Short exercise – Every entry needs to be printed exactly, please.

(Data entries)

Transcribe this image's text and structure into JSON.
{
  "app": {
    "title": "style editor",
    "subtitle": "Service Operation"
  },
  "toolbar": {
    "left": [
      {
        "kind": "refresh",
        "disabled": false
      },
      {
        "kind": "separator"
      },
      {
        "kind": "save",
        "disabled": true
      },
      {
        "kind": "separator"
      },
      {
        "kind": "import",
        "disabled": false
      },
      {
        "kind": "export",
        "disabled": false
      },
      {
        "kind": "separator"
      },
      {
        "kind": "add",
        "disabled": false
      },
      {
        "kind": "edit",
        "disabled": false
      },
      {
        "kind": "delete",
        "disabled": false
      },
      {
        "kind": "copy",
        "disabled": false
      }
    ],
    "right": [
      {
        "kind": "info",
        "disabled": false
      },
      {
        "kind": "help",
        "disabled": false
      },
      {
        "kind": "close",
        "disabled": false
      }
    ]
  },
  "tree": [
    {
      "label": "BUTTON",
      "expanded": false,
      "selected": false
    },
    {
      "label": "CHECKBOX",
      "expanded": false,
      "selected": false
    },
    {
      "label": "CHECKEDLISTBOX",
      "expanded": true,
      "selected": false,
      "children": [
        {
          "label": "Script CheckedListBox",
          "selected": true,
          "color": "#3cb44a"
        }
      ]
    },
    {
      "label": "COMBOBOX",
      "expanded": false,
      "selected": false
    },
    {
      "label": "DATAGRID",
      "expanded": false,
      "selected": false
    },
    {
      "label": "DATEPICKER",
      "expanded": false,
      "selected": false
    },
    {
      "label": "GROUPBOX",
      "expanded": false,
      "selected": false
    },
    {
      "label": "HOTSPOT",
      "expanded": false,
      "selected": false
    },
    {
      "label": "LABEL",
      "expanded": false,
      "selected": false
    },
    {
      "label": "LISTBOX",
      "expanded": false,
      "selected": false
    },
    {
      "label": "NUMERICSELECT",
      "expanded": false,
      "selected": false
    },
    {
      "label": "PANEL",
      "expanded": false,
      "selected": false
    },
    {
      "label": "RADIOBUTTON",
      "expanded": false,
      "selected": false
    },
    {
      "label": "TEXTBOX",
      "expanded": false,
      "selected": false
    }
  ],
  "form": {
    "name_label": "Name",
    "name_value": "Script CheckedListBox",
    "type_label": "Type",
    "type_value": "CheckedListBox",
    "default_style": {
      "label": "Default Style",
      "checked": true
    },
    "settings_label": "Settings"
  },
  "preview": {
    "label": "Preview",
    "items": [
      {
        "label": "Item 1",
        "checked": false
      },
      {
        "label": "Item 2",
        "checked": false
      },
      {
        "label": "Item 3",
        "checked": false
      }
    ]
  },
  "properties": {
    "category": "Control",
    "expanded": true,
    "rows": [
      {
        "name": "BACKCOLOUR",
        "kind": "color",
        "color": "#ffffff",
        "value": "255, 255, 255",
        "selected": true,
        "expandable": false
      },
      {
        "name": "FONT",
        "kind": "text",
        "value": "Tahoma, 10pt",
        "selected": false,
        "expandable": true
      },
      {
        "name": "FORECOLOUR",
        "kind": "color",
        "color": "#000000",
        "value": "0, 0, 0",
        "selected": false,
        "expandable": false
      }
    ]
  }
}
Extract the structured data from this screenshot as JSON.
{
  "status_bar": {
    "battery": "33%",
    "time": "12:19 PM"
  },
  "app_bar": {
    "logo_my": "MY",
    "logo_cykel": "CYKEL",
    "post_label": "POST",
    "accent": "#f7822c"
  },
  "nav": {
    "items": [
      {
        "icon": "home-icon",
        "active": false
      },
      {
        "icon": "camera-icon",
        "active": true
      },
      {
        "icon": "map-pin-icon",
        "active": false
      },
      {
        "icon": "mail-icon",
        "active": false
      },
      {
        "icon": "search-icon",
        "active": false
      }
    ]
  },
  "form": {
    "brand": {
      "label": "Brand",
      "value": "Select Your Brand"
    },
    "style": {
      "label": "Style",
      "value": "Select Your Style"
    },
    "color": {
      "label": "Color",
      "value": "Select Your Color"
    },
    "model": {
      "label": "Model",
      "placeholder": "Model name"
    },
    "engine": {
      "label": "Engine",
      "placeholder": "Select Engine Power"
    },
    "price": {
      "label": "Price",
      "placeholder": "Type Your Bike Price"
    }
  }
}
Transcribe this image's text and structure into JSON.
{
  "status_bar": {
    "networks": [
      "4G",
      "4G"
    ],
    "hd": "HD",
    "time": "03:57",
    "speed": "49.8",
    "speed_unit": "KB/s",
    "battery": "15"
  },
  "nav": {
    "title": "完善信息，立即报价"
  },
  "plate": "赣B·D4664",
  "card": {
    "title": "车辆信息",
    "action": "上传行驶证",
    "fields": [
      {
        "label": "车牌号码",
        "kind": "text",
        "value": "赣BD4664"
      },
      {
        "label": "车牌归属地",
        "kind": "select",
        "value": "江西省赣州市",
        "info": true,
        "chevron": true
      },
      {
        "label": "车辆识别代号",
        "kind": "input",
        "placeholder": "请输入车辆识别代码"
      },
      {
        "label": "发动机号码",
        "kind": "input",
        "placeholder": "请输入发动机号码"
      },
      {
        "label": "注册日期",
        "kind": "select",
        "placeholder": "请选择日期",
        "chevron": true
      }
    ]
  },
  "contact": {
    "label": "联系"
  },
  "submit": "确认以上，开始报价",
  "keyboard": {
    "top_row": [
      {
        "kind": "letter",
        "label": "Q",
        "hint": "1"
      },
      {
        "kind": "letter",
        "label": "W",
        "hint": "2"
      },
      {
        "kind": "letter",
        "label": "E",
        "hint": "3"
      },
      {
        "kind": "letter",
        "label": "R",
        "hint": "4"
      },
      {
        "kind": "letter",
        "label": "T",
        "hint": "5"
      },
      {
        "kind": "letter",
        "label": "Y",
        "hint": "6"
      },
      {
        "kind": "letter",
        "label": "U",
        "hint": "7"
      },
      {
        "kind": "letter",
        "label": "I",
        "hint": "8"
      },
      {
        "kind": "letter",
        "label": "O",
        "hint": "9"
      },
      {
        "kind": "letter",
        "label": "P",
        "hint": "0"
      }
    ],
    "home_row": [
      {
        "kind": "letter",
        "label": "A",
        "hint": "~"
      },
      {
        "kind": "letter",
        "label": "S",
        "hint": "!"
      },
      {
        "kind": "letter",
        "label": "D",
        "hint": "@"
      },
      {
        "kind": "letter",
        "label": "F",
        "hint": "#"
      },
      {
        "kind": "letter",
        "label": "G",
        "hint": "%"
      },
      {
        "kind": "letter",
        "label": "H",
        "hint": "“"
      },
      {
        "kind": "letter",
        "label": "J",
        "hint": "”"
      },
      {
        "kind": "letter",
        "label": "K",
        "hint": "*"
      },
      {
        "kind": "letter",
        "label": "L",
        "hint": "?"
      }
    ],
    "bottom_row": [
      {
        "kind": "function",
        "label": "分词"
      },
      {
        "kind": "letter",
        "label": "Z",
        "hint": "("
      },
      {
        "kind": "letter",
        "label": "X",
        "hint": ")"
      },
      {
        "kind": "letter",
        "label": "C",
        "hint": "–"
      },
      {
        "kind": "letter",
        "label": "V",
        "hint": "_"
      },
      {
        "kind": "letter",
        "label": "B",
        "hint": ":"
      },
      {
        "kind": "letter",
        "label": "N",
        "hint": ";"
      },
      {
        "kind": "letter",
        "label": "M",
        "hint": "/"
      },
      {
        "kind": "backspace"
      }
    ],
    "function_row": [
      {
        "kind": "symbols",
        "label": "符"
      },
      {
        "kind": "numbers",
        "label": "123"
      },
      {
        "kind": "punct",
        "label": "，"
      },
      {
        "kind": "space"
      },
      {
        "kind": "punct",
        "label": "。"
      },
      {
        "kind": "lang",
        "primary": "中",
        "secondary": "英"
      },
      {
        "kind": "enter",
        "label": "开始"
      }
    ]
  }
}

Task answer –
Transcribe this image's text and structure into JSON.
{
  "app": {
    "title": "style editor",
    "subtitle": "Service Operation"
  },
  "toolbar": {
    "left": [
      {
        "kind": "refresh",
        "disabled": false
      },
      {
        "kind": "separator"
      },
      {
        "kind": "save",
        "disabled": true
      },
      {
        "kind": "separator"
      },
      {
        "kind": "import",
        "disabled": false
      },
      {
        "kind": "export",
        "disabled": false
      },
      {
        "kind": "separator"
      },
      {
        "kind": "add",
        "disabled": false
      },
      {
        "kind": "edit",
        "disabled": false
      },
      {
        "kind": "delete",
        "disabled": false
      },
      {
        "kind": "copy",
        "disabled": false
      }
    ],
    "right": [
      {
        "kind": "info",
        "disabled": false
      },
      {
        "kind": "help",
        "disabled": false
      },
      {
        "kind": "close",
        "disabled": false
      }
    ]
  },
  "tree": [
    {
      "label": "BUTTON",
      "expanded": false,
      "selected": false
    },
    {
      "label": "CHECKBOX",
      "expanded": false,
      "selected": false
    },
    {
      "label": "CHECKEDLISTBOX",
      "expanded": true,
      "selected": false,
      "children": [
        {
          "label": "Script CheckedListBox",
          "selected": true,
          "color": "#3cb44a"
        }
      ]
    },
    {
      "label": "COMBOBOX",
      "expanded": false,
      "selected": false
    },
    {
      "label": "DATAGRID",
      "expanded": false,
      "selected": false
    },
    {
      "label": "DATEPICKER",
      "expanded": false,
      "selected": false
    },
    {
      "label": "GROUPBOX",
      "expanded": false,
      "selected": false
    },
    {
      "label": "HOTSPOT",
      "expanded": false,
      "selected": false
    },
    {
      "label": "LABEL",
      "expanded": false,
      "selected": false
    },
    {
      "label": "LISTBOX",
      "expanded": false,
      "selected": false
    },
    {
      "label": "NUMERICSELECT",
      "expanded": false,
      "selected": false
    },
    {
      "label": "PANEL",
      "expanded": false,
      "selected": false
    },
    {
      "label": "RADIOBUTTON",
      "expanded": false,
      "selected": false
    },
    {
      "label": "TEXTBOX",
      "expanded": false,
      "selected": false
    }
  ],
  "form": {
    "name_label": "Name",
    "name_value": "Script CheckedListBox",
    "type_label": "Type",
    "type_value": "CheckedListBox",
    "default_style": {
      "label": "Default Style",
      "checked": true
    },
    "settings_label": "Settings"
  },
  "preview": {
    "label": "Preview",
    "items": [
      {
        "label": "Item 1",
        "checked": false
      },
      {
        "label": "Item 2",
        "checked": false
      },
      {
        "label": "Item 3",
        "checked": false
      }
    ]
  },
  "properties": {
    "category": "Control",
    "expanded": true,
    "rows": [
      {
        "name": "BACKCOLOUR",
        "kind": "color",
        "color": "#ffffff",
        "value": "255, 255, 255",
        "selected": true,
        "expandable": false
      },
      {
        "name": "FONT",
        "kind": "text",
        "value": "Tahoma, 10pt",
        "selected": false,
        "expandable": true
      },
      {
        "name": "FORECOLOUR",
        "kind": "color",
        "color": "#000000",
        "value": "0, 0, 0",
        "selected": false,
        "expandable": false
      }
    ]
  }
}
Extract the structured data from this screenshot as JSON.
{
  "status_bar": {
    "battery": "33%",
    "time": "12:19 PM"
  },
  "app_bar": {
    "logo_my": "MY",
    "logo_cykel": "CYKEL",
    "post_label": "POST",
    "accent": "#f7822c"
  },
  "nav": {
    "items": [
      {
        "icon": "home-icon",
        "active": false
      },
      {
        "icon": "camera-icon",
        "active": true
      },
      {
        "icon": "map-pin-icon",
        "active": false
      },
      {
        "icon": "mail-icon",
        "active": false
      },
      {
        "icon": "search-icon",
        "active": false
      }
    ]
  },
  "form": {
    "brand": {
      "label": "Brand",
      "value": "Select Your Brand"
    },
    "style": {
      "label": "Style",
      "value": "Select Your Style"
    },
    "color": {
      "label": "Color",
      "value": "Select Your Color"
    },
    "model": {
      "label": "Model",
      "placeholder": "Model name"
    },
    "engine": {
      "label": "Engine",
      "placeholder": "Select Engine Power"
    },
    "price": {
      "label": "Price",
      "placeholder": "Type Your Bike Price"
    }
  }
}
Transcribe this image's text and structure into JSON.
{
  "status_bar": {
    "networks": [
      "4G",
      "4G"
    ],
    "hd": "HD",
    "time": "03:57",
    "speed": "49.8",
    "speed_unit": "KB/s",
    "battery": "15"
  },
  "nav": {
    "title": "完善信息，立即报价"
  },
  "plate": "赣B·D4664",
  "card": {
    "title": "车辆信息",
    "action": "上传行驶证",
    "fields": [
      {
        "label": "车牌号码",
        "kind": "text",
        "value": "赣BD4664"
      },
      {
        "label": "车牌归属地",
        "kind": "select",
        "value": "江西省赣州市",
        "info": true,
        "chevron": true
      },
      {
        "label": "车辆识别代号",
        "kind": "input",
        "placeholder": "请输入车辆识别代码"
      },
      {
        "label": "发动机号码",
        "kind": "input",
        "placeholder": "请输入发动机号码"
      },
      {
        "label": "注册日期",
        "kind": "select",
        "placeholder": "请选择日期",
        "chevron": true
      }
    ]
  },
  "contact": {
    "label": "联系"
  },
  "submit": "确认以上，开始报价",
  "keyboard": {
    "top_row": [
      {
        "kind": "letter",
        "label": "Q",
        "hint": "1"
      },
      {
        "kind": "letter",
        "label": "W",
        "hint": "2"
      },
      {
        "kind": "letter",
        "label": "E",
        "hint": "3"
      },
      {
        "kind": "letter",
        "label": "R",
        "hint": "4"
      },
      {
        "kind": "letter",
        "label": "T",
        "hint": "5"
      },
      {
        "kind": "letter",
        "label": "Y",
        "hint": "6"
      },
      {
        "kind": "letter",
        "label": "U",
        "hint": "7"
      },
      {
        "kind": "letter",
        "label": "I",
        "hint": "8"
      },
      {
        "kind": "letter",
        "label": "O",
        "hint": "9"
      },
      {
        "kind": "letter",
        "label": "P",
        "hint": "0"
      }
    ],
    "home_row": [
      {
        "kind": "letter",
        "label": "A",
        "hint": "~"
      },
      {
        "kind": "letter",
        "label": "S",
        "hint": "!"
      },
      {
        "kind": "letter",
        "label": "D",
        "hint": "@"
      },
      {
        "kind": "letter",
        "label": "F",
        "hint": "#"
      },
      {
        "kind": "letter",
        "label": "G",
        "hint": "%"
      },
      {
        "kind": "letter",
        "label": "H",
        "hint": "“"
      },
      {
        "kind": "letter",
        "label": "J",
        "hint": "”"
      },
      {
        "kind": "letter",
        "label": "K",
        "hint": "*"
      },
      {
        "kind": "letter",
        "label": "L",
        "hint": "?"
      }
    ],
    "bottom_row": [
      {
        "kind": "function",
        "label": "分词"
      },
      {
        "kind": "letter",
        "label": "Z",
        "hint": "("
      },
      {
        "kind": "letter",
        "label": "X",
        "hint": ")"
      },
      {
        "kind": "letter",
        "label": "C",
        "hint": "–"
      },
      {
        "kind": "letter",
        "label": "V",
        "hint": "_"
      },
      {
        "kind": "letter",
        "label": "B",
        "hint": ":"
      },
      {
        "kind": "letter",
        "label": "N",
        "hint": ";"
      },
      {
        "kind": "letter",
        "label": "M",
        "hint": "/"
      },
      {
        "kind": "backspace"
      }
    ],
    "function_row": [
      {
        "kind": "symbols",
        "label": "符"
      },
      {
        "kind": "numbers",
        "label": "123"
      },
      {
        "kind": "punct",
        "label": "，"
      },
      {
        "kind": "space"
      },
      {
        "kind": "punct",
        "label": "。"
      },
      {
        "kind": "lang",
        "primary": "中",
        "secondary": "英"
      },
      {
        "kind": "enter",
        "label": "开始"
      }
    ]
  }
}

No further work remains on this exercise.